WORK REQUIRED:
Collect all the lines that mention the word "ylabel".

Dataset excerpt:
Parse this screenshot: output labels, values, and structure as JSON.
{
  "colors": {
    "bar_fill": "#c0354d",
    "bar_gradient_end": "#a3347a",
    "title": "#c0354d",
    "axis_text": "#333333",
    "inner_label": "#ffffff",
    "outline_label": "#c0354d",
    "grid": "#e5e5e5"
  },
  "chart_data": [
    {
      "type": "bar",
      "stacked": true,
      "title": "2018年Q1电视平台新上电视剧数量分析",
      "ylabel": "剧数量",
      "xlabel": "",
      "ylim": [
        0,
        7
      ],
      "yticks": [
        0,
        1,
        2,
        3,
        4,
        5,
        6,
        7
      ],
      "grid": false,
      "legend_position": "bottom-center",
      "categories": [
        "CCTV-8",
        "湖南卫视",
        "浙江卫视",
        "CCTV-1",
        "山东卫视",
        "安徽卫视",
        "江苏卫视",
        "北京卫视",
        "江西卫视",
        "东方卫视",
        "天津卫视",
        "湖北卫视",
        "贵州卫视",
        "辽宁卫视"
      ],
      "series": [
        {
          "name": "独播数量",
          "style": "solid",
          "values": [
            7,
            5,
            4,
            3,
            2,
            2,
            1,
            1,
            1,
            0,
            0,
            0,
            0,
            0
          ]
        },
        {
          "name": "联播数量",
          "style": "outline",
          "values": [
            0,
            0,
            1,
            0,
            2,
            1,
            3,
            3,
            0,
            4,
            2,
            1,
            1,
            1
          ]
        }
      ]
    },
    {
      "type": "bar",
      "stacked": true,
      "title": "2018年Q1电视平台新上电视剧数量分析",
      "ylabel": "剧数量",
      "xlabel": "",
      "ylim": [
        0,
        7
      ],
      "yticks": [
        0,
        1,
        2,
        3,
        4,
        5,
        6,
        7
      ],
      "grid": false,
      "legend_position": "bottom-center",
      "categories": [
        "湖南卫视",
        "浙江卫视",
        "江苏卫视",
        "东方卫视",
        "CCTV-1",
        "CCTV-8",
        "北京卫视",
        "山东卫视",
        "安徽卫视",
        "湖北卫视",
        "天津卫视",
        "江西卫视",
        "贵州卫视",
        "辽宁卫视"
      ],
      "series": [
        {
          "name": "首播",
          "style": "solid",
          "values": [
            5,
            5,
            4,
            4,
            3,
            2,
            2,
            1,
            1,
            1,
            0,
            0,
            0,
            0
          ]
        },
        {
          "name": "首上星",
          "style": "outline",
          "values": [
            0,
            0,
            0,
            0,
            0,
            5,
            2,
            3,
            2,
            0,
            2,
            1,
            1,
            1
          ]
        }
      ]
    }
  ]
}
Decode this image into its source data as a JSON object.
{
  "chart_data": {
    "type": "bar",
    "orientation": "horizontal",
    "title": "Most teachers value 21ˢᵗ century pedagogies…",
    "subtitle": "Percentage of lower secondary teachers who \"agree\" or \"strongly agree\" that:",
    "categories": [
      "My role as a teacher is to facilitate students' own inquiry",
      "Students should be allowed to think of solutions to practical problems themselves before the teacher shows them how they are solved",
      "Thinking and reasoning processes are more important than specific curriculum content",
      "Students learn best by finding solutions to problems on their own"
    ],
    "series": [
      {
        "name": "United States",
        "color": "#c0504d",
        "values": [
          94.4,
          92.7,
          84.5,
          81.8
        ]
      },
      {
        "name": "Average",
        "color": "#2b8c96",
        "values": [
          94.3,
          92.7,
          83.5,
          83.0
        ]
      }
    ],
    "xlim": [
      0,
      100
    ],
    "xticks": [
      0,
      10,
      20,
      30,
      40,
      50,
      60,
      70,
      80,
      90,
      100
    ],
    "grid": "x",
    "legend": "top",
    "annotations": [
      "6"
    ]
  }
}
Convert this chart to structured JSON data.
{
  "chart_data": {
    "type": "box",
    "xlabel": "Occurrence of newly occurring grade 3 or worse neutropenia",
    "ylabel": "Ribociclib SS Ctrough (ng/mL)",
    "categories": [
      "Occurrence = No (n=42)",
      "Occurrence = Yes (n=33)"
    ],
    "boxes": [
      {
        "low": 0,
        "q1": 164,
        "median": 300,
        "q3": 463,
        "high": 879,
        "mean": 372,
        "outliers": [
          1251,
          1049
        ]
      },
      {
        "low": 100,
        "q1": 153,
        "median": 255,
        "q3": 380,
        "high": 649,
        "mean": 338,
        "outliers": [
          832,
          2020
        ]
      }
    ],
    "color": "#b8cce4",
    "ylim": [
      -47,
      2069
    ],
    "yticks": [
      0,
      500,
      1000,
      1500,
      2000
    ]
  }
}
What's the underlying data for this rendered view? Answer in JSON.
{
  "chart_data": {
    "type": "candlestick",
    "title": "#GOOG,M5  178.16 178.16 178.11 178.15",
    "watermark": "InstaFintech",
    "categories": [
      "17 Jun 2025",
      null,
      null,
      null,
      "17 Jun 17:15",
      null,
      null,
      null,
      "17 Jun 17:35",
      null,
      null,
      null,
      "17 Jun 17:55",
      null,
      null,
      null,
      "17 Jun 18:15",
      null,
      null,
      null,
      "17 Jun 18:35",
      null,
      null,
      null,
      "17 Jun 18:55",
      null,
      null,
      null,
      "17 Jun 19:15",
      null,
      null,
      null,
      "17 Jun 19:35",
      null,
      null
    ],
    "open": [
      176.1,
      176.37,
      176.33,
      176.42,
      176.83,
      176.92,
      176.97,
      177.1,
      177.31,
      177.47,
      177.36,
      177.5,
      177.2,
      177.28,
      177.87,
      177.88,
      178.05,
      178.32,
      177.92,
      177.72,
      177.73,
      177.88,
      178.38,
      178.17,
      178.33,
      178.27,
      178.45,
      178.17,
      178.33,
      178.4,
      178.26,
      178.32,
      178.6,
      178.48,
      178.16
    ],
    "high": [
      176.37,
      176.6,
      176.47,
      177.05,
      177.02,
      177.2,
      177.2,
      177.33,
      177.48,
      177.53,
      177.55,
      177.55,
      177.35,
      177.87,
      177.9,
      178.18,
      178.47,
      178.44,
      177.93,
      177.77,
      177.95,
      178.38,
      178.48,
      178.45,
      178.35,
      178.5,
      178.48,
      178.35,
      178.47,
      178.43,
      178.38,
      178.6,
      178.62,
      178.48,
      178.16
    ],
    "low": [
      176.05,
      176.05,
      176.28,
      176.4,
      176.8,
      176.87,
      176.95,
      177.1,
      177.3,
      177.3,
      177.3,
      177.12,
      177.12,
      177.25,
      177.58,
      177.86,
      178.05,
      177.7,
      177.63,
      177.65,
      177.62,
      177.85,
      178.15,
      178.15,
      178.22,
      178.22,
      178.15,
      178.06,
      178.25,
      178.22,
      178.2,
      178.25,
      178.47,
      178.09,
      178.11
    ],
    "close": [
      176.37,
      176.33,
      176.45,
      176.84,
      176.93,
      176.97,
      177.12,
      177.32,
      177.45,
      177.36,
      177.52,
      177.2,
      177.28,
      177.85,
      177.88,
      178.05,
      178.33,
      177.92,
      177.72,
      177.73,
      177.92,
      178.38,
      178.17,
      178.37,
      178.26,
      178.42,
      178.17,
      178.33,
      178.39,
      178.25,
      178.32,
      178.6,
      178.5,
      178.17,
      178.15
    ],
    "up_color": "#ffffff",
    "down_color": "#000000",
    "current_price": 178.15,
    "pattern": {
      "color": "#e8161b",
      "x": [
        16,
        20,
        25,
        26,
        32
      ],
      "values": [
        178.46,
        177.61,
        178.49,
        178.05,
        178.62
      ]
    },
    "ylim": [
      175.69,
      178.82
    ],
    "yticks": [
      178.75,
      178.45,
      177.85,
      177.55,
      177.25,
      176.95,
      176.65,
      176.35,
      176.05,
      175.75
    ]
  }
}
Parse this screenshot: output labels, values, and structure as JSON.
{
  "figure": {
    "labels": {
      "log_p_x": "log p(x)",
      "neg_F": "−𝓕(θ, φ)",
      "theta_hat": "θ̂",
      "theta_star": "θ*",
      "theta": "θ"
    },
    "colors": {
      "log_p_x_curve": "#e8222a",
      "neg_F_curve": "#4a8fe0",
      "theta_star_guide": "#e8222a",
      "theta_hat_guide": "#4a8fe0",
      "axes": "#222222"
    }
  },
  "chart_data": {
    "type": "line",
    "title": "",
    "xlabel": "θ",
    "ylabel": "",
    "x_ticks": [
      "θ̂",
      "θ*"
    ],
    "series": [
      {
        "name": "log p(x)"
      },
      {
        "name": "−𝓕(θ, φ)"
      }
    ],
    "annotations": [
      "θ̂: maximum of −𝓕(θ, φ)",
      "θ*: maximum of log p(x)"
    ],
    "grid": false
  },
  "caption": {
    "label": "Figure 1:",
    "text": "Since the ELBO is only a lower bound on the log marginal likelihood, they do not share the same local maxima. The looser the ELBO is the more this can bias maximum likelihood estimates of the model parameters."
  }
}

THE ANSWER:
      "ylabel": "剧数量",
      "ylabel": "剧数量",
    "ylabel": "Ribociclib SS Ctrough (ng/mL)",
    "ylabel": "",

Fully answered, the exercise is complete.